- Written problem
Write out the data below in full. Keep it exact.

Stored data
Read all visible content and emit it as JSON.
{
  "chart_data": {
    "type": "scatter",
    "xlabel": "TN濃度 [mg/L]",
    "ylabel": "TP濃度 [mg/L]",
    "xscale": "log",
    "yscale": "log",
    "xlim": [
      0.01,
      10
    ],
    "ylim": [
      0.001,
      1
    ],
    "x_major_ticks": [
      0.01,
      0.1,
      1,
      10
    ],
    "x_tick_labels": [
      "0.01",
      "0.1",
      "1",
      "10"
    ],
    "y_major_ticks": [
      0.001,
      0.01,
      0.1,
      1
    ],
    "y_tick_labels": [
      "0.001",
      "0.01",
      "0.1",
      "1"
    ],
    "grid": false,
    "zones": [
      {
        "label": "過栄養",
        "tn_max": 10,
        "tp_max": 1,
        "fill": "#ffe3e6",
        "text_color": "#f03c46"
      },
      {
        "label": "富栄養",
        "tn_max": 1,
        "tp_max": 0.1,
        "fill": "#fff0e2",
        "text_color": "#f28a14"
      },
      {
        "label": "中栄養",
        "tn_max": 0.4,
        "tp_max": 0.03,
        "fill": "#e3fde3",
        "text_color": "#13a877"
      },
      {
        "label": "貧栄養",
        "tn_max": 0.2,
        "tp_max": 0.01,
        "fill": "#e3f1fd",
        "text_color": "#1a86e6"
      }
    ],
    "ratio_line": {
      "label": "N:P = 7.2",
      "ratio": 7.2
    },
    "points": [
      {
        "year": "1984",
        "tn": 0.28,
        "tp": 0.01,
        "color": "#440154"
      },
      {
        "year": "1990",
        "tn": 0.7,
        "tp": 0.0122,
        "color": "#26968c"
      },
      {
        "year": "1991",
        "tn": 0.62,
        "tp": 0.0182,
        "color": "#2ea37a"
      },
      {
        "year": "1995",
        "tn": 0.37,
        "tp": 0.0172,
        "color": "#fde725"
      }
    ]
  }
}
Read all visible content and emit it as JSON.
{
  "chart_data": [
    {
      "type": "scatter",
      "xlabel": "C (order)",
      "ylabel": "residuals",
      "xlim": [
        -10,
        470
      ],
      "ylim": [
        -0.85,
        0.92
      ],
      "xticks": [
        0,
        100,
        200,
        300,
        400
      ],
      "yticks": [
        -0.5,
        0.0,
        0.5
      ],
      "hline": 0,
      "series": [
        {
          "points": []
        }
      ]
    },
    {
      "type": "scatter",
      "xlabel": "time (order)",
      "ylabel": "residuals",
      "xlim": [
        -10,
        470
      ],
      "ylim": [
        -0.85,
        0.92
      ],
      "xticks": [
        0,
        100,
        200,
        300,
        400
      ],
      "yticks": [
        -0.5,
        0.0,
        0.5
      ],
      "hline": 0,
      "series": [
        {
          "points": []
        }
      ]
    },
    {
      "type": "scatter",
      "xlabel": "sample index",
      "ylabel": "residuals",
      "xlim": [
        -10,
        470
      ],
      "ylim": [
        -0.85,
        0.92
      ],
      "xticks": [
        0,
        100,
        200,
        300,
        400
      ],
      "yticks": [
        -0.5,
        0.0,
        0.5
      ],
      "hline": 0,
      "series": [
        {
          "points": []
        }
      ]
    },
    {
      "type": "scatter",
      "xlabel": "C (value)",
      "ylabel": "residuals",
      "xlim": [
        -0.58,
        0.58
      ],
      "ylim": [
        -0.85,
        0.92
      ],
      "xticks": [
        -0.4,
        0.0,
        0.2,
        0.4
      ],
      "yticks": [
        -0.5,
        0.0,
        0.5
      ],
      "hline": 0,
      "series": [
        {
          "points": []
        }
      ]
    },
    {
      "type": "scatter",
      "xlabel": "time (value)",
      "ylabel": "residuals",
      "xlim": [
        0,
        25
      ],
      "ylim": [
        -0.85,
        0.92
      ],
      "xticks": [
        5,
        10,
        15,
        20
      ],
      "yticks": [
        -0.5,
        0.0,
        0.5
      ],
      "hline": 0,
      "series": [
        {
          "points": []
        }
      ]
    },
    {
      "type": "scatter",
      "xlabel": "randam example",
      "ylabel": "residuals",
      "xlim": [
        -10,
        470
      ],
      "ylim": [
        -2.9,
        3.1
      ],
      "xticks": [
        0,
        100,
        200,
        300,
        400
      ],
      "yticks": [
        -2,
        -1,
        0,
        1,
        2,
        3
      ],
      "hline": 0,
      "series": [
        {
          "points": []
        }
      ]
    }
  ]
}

- Task result
Read all visible content and emit it as JSON.
{
  "chart_data": {
    "type": "scatter",
    "xlabel": "TN濃度 [mg/L]",
    "ylabel": "TP濃度 [mg/L]",
    "xscale": "log",
    "yscale": "log",
    "xlim": [
      0.01,
      10
    ],
    "ylim": [
      0.001,
      1
    ],
    "x_major_ticks": [
      0.01,
      0.1,
      1,
      10
    ],
    "x_tick_labels": [
      "0.01",
      "0.1",
      "1",
      "10"
    ],
    "y_major_ticks": [
      0.001,
      0.01,
      0.1,
      1
    ],
    "y_tick_labels": [
      "0.001",
      "0.01",
      "0.1",
      "1"
    ],
    "grid": false,
    "zones": [
      {
        "label": "過栄養",
        "tn_max": 10,
        "tp_max": 1,
        "fill": "#ffe3e6",
        "text_color": "#f03c46"
      },
      {
        "label": "富栄養",
        "tn_max": 1,
        "tp_max": 0.1,
        "fill": "#fff0e2",
        "text_color": "#f28a14"
      },
      {
        "label": "中栄養",
        "tn_max": 0.4,
        "tp_max": 0.03,
        "fill": "#e3fde3",
        "text_color": "#13a877"
      },
      {
        "label": "貧栄養",
        "tn_max": 0.2,
        "tp_max": 0.01,
        "fill": "#e3f1fd",
        "text_color": "#1a86e6"
      }
    ],
    "ratio_line": {
      "label": "N:P = 7.2",
      "ratio": 7.2
    },
    "points": [
      {
        "year": "1984",
        "tn": 0.28,
        "tp": 0.01,
        "color": "#440154"
      },
      {
        "year": "1990",
        "tn": 0.7,
        "tp": 0.0122,
        "color": "#26968c"
      },
      {
        "year": "1991",
        "tn": 0.62,
        "tp": 0.0182,
        "color": "#2ea37a"
      },
      {
        "year": "1995",
        "tn": 0.37,
        "tp": 0.0172,
        "color": "#fde725"
      }
    ]
  }
}
Read all visible content and emit it as JSON.
{
  "chart_data": [
    {
      "type": "scatter",
      "xlabel": "C (order)",
      "ylabel": "residuals",
      "xlim": [
        -10,
        470
      ],
      "ylim": [
        -0.85,
        0.92
      ],
      "xticks": [
        0,
        100,
        200,
        300,
        400
      ],
      "yticks": [
        -0.5,
        0.0,
        0.5
      ],
      "hline": 0,
      "series": [
        {
          "points": []
        }
      ]
    },
    {
      "type": "scatter",
      "xlabel": "time (order)",
      "ylabel": "residuals",
      "xlim": [
        -10,
        470
      ],
      "ylim": [
        -0.85,
        0.92
      ],
      "xticks": [
        0,
        100,
        200,
        300,
        400
      ],
      "yticks": [
        -0.5,
        0.0,
        0.5
      ],
      "hline": 0,
      "series": [
        {
          "points": []
        }
      ]
    },
    {
      "type": "scatter",
      "xlabel": "sample index",
      "ylabel": "residuals",
      "xlim": [
        -10,
        470
      ],
      "ylim": [
        -0.85,
        0.92
      ],
      "xticks": [
        0,
        100,
        200,
        300,
        400
      ],
      "yticks": [
        -0.5,
        0.0,
        0.5
      ],
      "hline": 0,
      "series": [
        {
          "points": []
        }
      ]
    },
    {
      "type": "scatter",
      "xlabel": "C (value)",
      "ylabel": "residuals",
      "xlim": [
        -0.58,
        0.58
      ],
      "ylim": [
        -0.85,
        0.92
      ],
      "xticks": [
        -0.4,
        0.0,
        0.2,
        0.4
      ],
      "yticks": [
        -0.5,
        0.0,
        0.5
      ],
      "hline": 0,
      "series": [
        {
          "points": []
        }
      ]
    },
    {
      "type": "scatter",
      "xlabel": "time (value)",
      "ylabel": "residuals",
      "xlim": [
        0,
        25
      ],
      "ylim": [
        -0.85,
        0.92
      ],
      "xticks": [
        5,
        10,
        15,
        20
      ],
      "yticks": [
        -0.5,
        0.0,
        0.5
      ],
      "hline": 0,
      "series": [
        {
          "points": []
        }
      ]
    },
    {
      "type": "scatter",
      "xlabel": "randam example",
      "ylabel": "residuals",
      "xlim": [
        -10,
        470
      ],
      "ylim": [
        -2.9,
        3.1
      ],
      "xticks": [
        0,
        100,
        200,
        300,
        400
      ],
      "yticks": [
        -2,
        -1,
        0,
        1,
        2,
        3
      ],
      "hline": 0,
      "series": [
        {
          "points": []
        }
      ]
    }
  ]
}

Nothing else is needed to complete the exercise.